[Extracts from a graphics dataset]
# # #

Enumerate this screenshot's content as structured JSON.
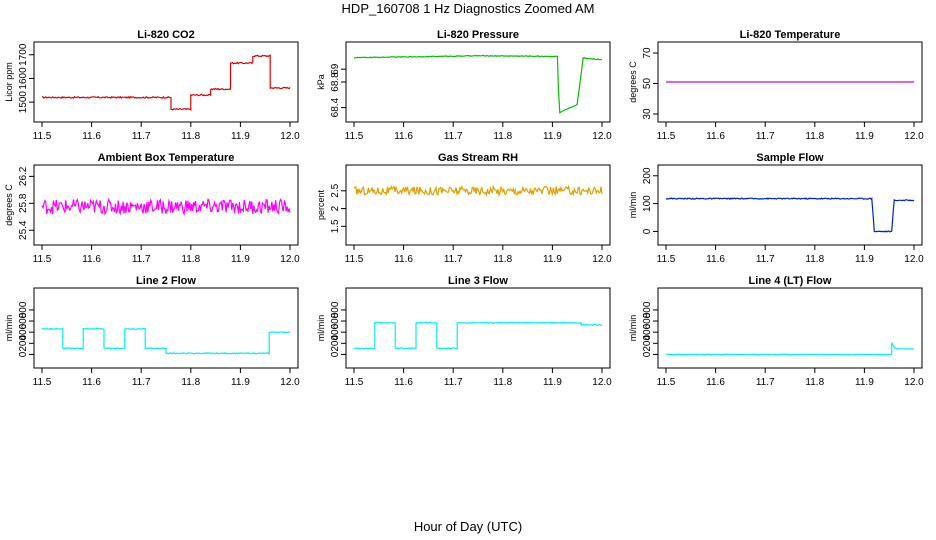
{
  "page_title": "HDP_160708  1 Hz Diagnostics Zoomed AM",
  "x_axis_label": "Hour of Day (UTC)",
  "chart_data": [
    {
      "type": "line",
      "title": "Li-820 CO2",
      "ylabel": "Licor ppm",
      "color": "#e00000",
      "xlim": [
        11.5,
        12.0
      ],
      "ylim": [
        1450,
        1720
      ],
      "xticks": [
        11.5,
        11.6,
        11.7,
        11.8,
        11.9,
        12.0
      ],
      "yticks": [
        1500,
        1600,
        1700
      ],
      "noise": 3,
      "series": [
        {
          "x": [
            11.5,
            11.76,
            11.76,
            11.8,
            11.8,
            11.84,
            11.84,
            11.88,
            11.88,
            11.925,
            11.925,
            11.96,
            11.96,
            12.0
          ],
          "y": [
            1520,
            1520,
            1470,
            1470,
            1530,
            1530,
            1555,
            1555,
            1665,
            1665,
            1695,
            1695,
            1560,
            1560
          ]
        }
      ]
    },
    {
      "type": "line",
      "title": "Li-820 Pressure",
      "ylabel": "kPa",
      "color": "#00c000",
      "xlim": [
        11.5,
        12.0
      ],
      "ylim": [
        68.3,
        69.3
      ],
      "xticks": [
        11.5,
        11.6,
        11.7,
        11.8,
        11.9,
        12.0
      ],
      "yticks": [
        68.4,
        68.8,
        69.0
      ],
      "noise": 0.006,
      "series": [
        {
          "x": [
            11.5,
            11.75,
            11.91,
            11.912,
            11.915,
            11.95,
            11.962,
            11.97,
            12.0
          ],
          "y": [
            69.18,
            69.21,
            69.2,
            68.68,
            68.32,
            68.45,
            69.18,
            69.17,
            69.15
          ]
        }
      ]
    },
    {
      "type": "line",
      "title": "Li-820 Temperature",
      "ylabel": "degrees C",
      "color": "#d000d0",
      "xlim": [
        11.5,
        12.0
      ],
      "ylim": [
        30,
        72
      ],
      "xticks": [
        11.5,
        11.6,
        11.7,
        11.8,
        11.9,
        12.0
      ],
      "yticks": [
        30,
        50,
        70
      ],
      "noise": 0,
      "series": [
        {
          "x": [
            11.5,
            12.0
          ],
          "y": [
            51,
            51
          ]
        }
      ]
    },
    {
      "type": "line",
      "title": "Ambient Box Temperature",
      "ylabel": "degrees C",
      "color": "#ff00ff",
      "xlim": [
        11.5,
        12.0
      ],
      "ylim": [
        25.3,
        26.25
      ],
      "xticks": [
        11.5,
        11.6,
        11.7,
        11.8,
        11.9,
        12.0
      ],
      "yticks": [
        25.4,
        25.8,
        26.2
      ],
      "noise": 0.11,
      "series": [
        {
          "x": [
            11.5,
            12.0
          ],
          "y": [
            25.75,
            25.75
          ]
        }
      ]
    },
    {
      "type": "line",
      "title": "Gas Stream RH",
      "ylabel": "percent",
      "color": "#e0a000",
      "xlim": [
        11.5,
        12.0
      ],
      "ylim": [
        1.2,
        3.0
      ],
      "xticks": [
        11.5,
        11.6,
        11.7,
        11.8,
        11.9,
        12.0
      ],
      "yticks": [
        1.5,
        2.0,
        2.5
      ],
      "noise": 0.12,
      "series": [
        {
          "x": [
            11.5,
            12.0
          ],
          "y": [
            2.5,
            2.5
          ]
        }
      ]
    },
    {
      "type": "line",
      "title": "Sample Flow",
      "ylabel": "ml/min",
      "color": "#0020d0",
      "xlim": [
        11.5,
        12.0
      ],
      "ylim": [
        -20,
        210
      ],
      "xticks": [
        11.5,
        11.6,
        11.7,
        11.8,
        11.9,
        12.0
      ],
      "yticks": [
        0,
        100,
        200
      ],
      "noise": 2,
      "series": [
        {
          "x": [
            11.5,
            11.915,
            11.92,
            11.955,
            11.96,
            12.0
          ],
          "y": [
            118,
            118,
            0,
            0,
            112,
            112
          ]
        }
      ]
    },
    {
      "type": "line",
      "title": "Line 2 Flow",
      "ylabel": "ml/min",
      "color": "#00f0f0",
      "xlim": [
        11.5,
        12.0
      ],
      "ylim": [
        -100,
        1050
      ],
      "xticks": [
        11.5,
        11.6,
        11.7,
        11.8,
        11.9,
        12.0
      ],
      "yticks": [
        0,
        200,
        400,
        600,
        800
      ],
      "noise": 8,
      "series": [
        {
          "x": [
            11.5,
            11.542,
            11.542,
            11.583,
            11.583,
            11.625,
            11.625,
            11.667,
            11.667,
            11.708,
            11.708,
            11.75,
            11.75,
            11.958,
            11.958,
            12.0
          ],
          "y": [
            460,
            460,
            110,
            110,
            460,
            460,
            110,
            110,
            460,
            460,
            110,
            110,
            20,
            20,
            400,
            400
          ]
        }
      ]
    },
    {
      "type": "line",
      "title": "Line 3 Flow",
      "ylabel": "ml/min",
      "color": "#00f0f0",
      "xlim": [
        11.5,
        12.0
      ],
      "ylim": [
        -100,
        1050
      ],
      "xticks": [
        11.5,
        11.6,
        11.7,
        11.8,
        11.9,
        12.0
      ],
      "yticks": [
        0,
        200,
        400,
        600,
        800
      ],
      "noise": 8,
      "series": [
        {
          "x": [
            11.5,
            11.542,
            11.542,
            11.583,
            11.583,
            11.625,
            11.625,
            11.667,
            11.667,
            11.708,
            11.708,
            11.958,
            11.958,
            12.0
          ],
          "y": [
            110,
            110,
            570,
            570,
            110,
            110,
            570,
            570,
            110,
            110,
            570,
            570,
            530,
            530
          ]
        }
      ]
    },
    {
      "type": "line",
      "title": "Line 4 (LT) Flow",
      "ylabel": "ml/min",
      "color": "#00f0f0",
      "xlim": [
        11.5,
        12.0
      ],
      "ylim": [
        -100,
        1050
      ],
      "xticks": [
        11.5,
        11.6,
        11.7,
        11.8,
        11.9,
        12.0
      ],
      "yticks": [
        0,
        200,
        400,
        600,
        800
      ],
      "noise": 3,
      "series": [
        {
          "x": [
            11.5,
            11.955,
            11.955,
            11.96,
            11.965,
            12.0
          ],
          "y": [
            0,
            0,
            210,
            130,
            100,
            100
          ]
        }
      ]
    }
  ]
}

# # #

**Stated exercise:**
Copy out each line of the records where the string "color" appears.

**The output:**
      "color": "#e00000",
      "color": "#00c000",
      "color": "#d000d0",
      "color": "#ff00ff",
      "color": "#e0a000",
      "color": "#0020d0",
      "color": "#00f0f0",
      "color": "#00f0f0",
      "color": "#00f0f0",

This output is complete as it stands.